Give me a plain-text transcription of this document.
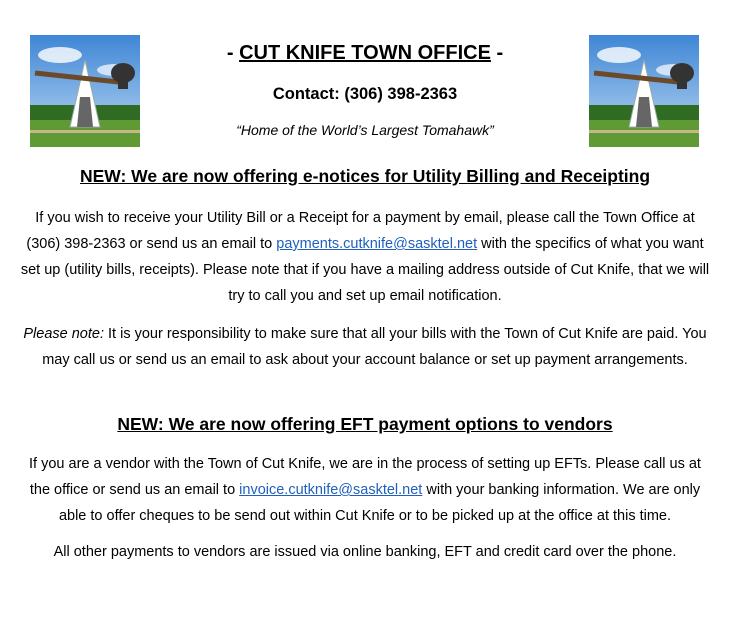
- CUT KNIFE TOWN OFFICE -
Contact: (306) 398-2363
“Home of the World’s Largest Tomahawk”
NEW: We are now offering e-notices for Utility Billing and Receipting
If you wish to receive your Utility Bill or a Receipt for a payment by email, please call the Town Office at (306) 398-2363 or send us an email to payments.cutknife@sasktel.net with the specifics of what you want set up (utility bills, receipts). Please note that if you have a mailing address outside of Cut Knife, that we will try to call you and set up email notification.
Please note: It is your responsibility to make sure that all your bills with the Town of Cut Knife are paid. You may call us or send us an email to ask about your account balance or set up payment arrangements.
NEW: We are now offering EFT payment options to vendors
If you are a vendor with the Town of Cut Knife, we are in the process of setting up EFTs. Please call us at the office or send us an email to invoice.cutknife@sasktel.net with your banking information. We are only able to offer cheques to be send out within Cut Knife or to be picked up at the office at this time.
All other payments to vendors are issued via online banking, EFT and credit card over the phone.
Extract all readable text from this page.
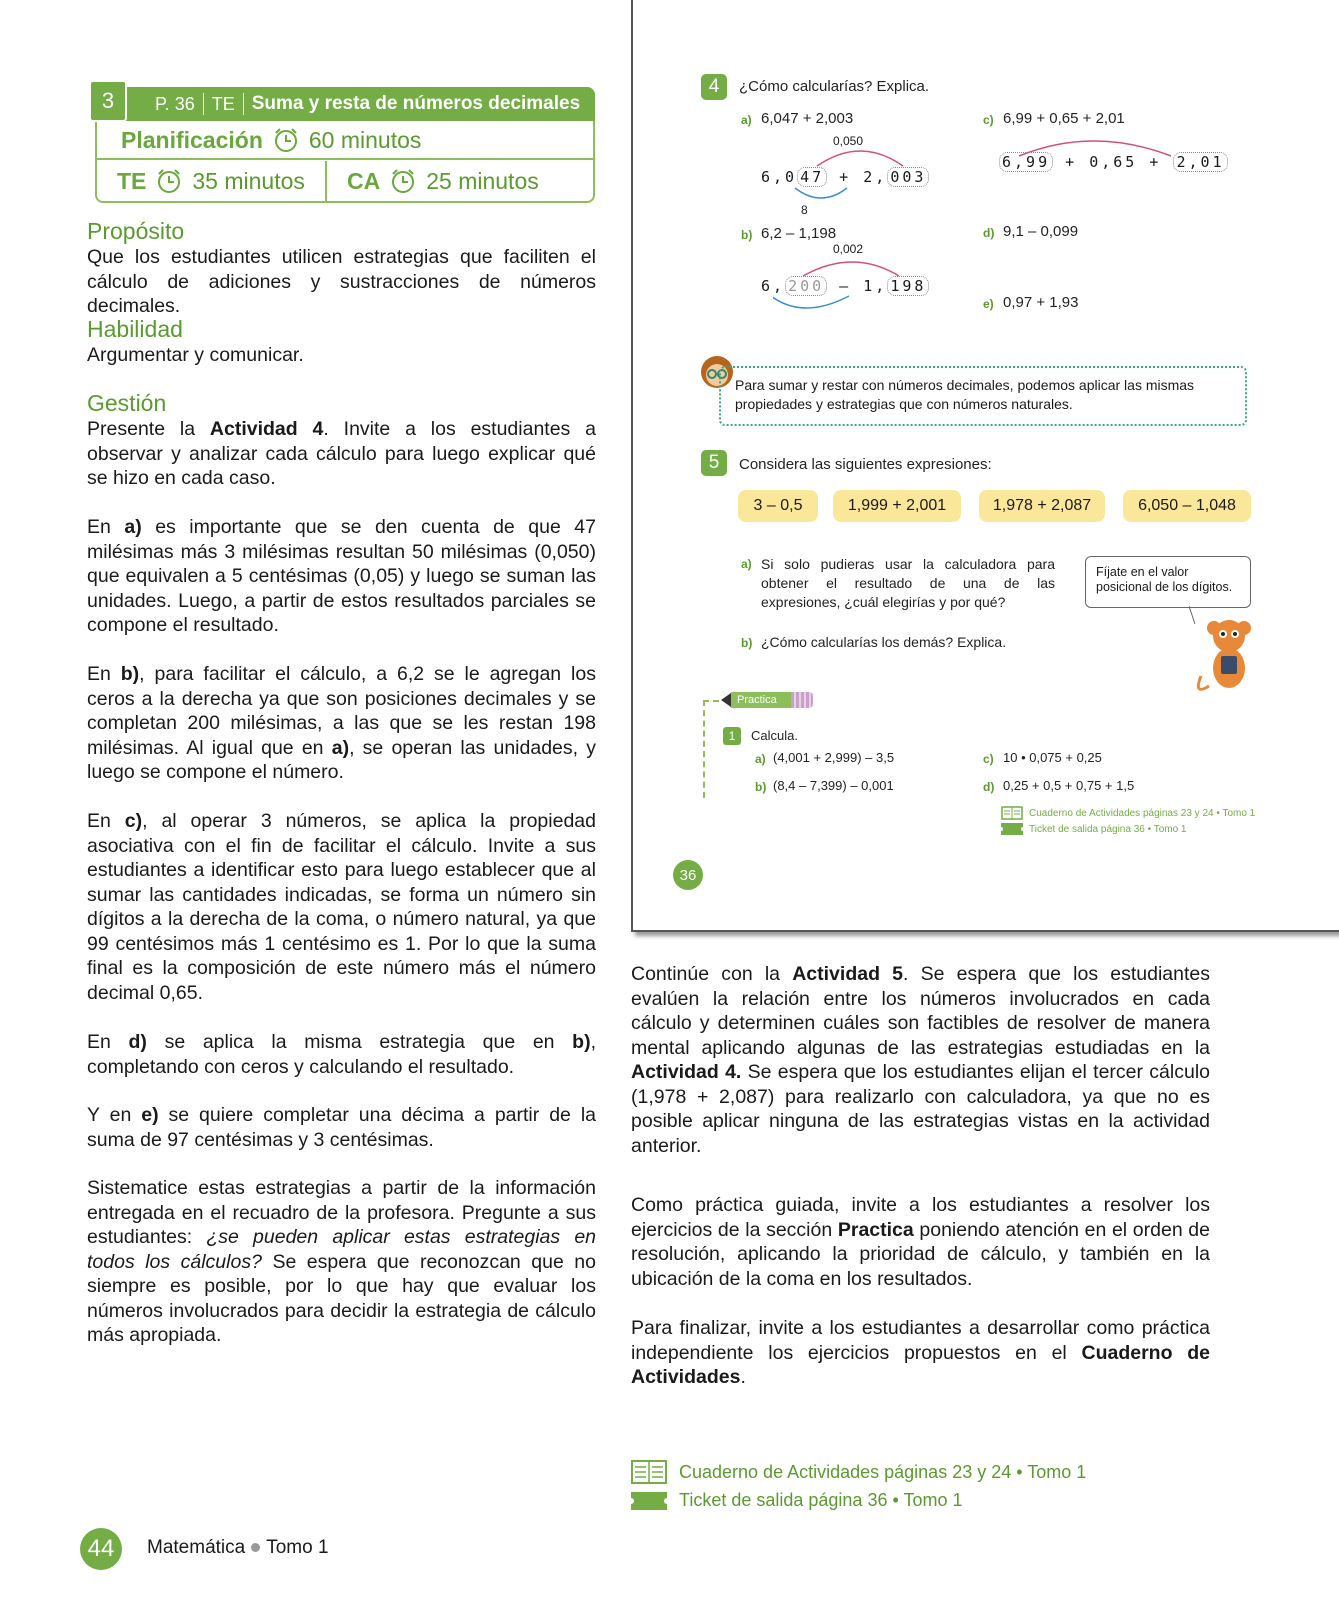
P. 36 TE Suma y resta de números decimales
3
Planificación 60 minutos
TE 35 minutos CA 25 minutos
Propósito
Que los estudiantes utilicen estrategias que faciliten el cálculo de adiciones y sustracciones de números decimales.
Habilidad
Argumentar y comunicar.
Gestión
Presente la Actividad 4. Invite a los estudiantes a observar y analizar cada cálculo para luego explicar qué se hizo en cada caso.
En a) es importante que se den cuenta de que 47 milésimas más 3 milésimas resultan 50 milésimas (0,050) que equivalen a 5 centésimas (0,05) y luego se suman las unidades. Luego, a partir de estos resultados parciales se compone el resultado.
En b), para facilitar el cálculo, a 6,2 se le agregan los ceros a la derecha ya que son posiciones decimales y se completan 200 milésimas, a las que se les restan 198 milésimas. Al igual que en a), se operan las unidades, y luego se compone el número.
En c), al operar 3 números, se aplica la propiedad asociativa con el fin de facilitar el cálculo. Invite a sus estudiantes a identificar esto para luego establecer que al sumar las cantidades indicadas, se forma un número sin dígitos a la derecha de la coma, o número natural, ya que 99 centésimos más 1 centésimo es 1. Por lo que la suma final es la composición de este número más el número decimal 0,65.
En d) se aplica la misma estrategia que en b), completando con ceros y calculando el resultado.
Y en e) se quiere completar una décima a partir de la suma de 97 centésimas y 3 centésimas.
Sistematice estas estrategias a partir de la información entregada en el recuadro de la profesora. Pregunte a sus estudiantes: ¿se pueden aplicar estas estrategias en todos los cálculos? Se espera que reconozcan que no siempre es posible, por lo que hay que evaluar los números involucrados para decidir la estrategia de cálculo más apropiada.
4	¿Cómo calcularías? Explica.
a) 6,047 + 2,003
0,050
6,0 47 + 2, 003
8
b) 6,2 – 1,198
0,002
6, 200 – 1, 198
c) 6,99 + 0,65 + 2,01
6,99 + 0,65 + 2,01
d) 9,1 – 0,099
e) 0,97 + 1,93
Para sumar y restar con números decimales, podemos aplicar las mismas propiedades y estrategias que con números naturales.
5	Considera las siguientes expresiones:
3 – 0,5	1,999 + 2,001	1,978 + 2,087	6,050 – 1,048
a) Si solo pudieras usar la calculadora para obtener el resultado de una de las expresiones, ¿cuál elegirías y por qué?
Fíjate en el valor posicional de los dígitos.
b) ¿Cómo calcularías los demás? Explica.
Practica
1	Calcula.
a) (4,001 + 2,999) – 3,5
b) (8,4 – 7,399) – 0,001
c) 10 • 0,075 + 0,25
d) 0,25 + 0,5 + 0,75 + 1,5
Cuaderno de Actividades páginas 23 y 24 • Tomo 1
Ticket de salida página 36 • Tomo 1
36
Continúe con la Actividad 5. Se espera que los estudiantes evalúen la relación entre los números involucrados en cada cálculo y determinen cuáles son factibles de resolver de manera mental aplicando algunas de las estrategias estudiadas en la Actividad 4. Se espera que los estudiantes elijan el tercer cálculo (1,978 + 2,087) para realizarlo con calculadora, ya que no es posible aplicar ninguna de las estrategias vistas en la actividad anterior.
Como práctica guiada, invite a los estudiantes a resolver los ejercicios de la sección Practica poniendo atención en el orden de resolución, aplicando la prioridad de cálculo, y también en la ubicación de la coma en los resultados.
Para finalizar, invite a los estudiantes a desarrollar como práctica independiente los ejercicios propuestos en el Cuaderno de Actividades.
Cuaderno de Actividades páginas 23 y 24 • Tomo 1
Ticket de salida página 36 • Tomo 1
44	Matemática Tomo 1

→ What you should do: Scan the records above for the string "unidades", then report every line that contains it.

→ Result:
En a) es importante que se den cuenta de que 47 milésimas más 3 milésimas resultan 50 milésimas (0,050) que equivalen a 5 centésimas (0,05) y luego se suman las unidades. Luego, a partir de estos resultados parciales se compone el resultado.
En b), para facilitar el cálculo, a 6,2 se le agregan los ceros a la derecha ya que son posiciones decimales y se completan 200 milésimas, a las que se les restan 198 milésimas. Al igual que en a), se operan las unidades, y luego se compone el número.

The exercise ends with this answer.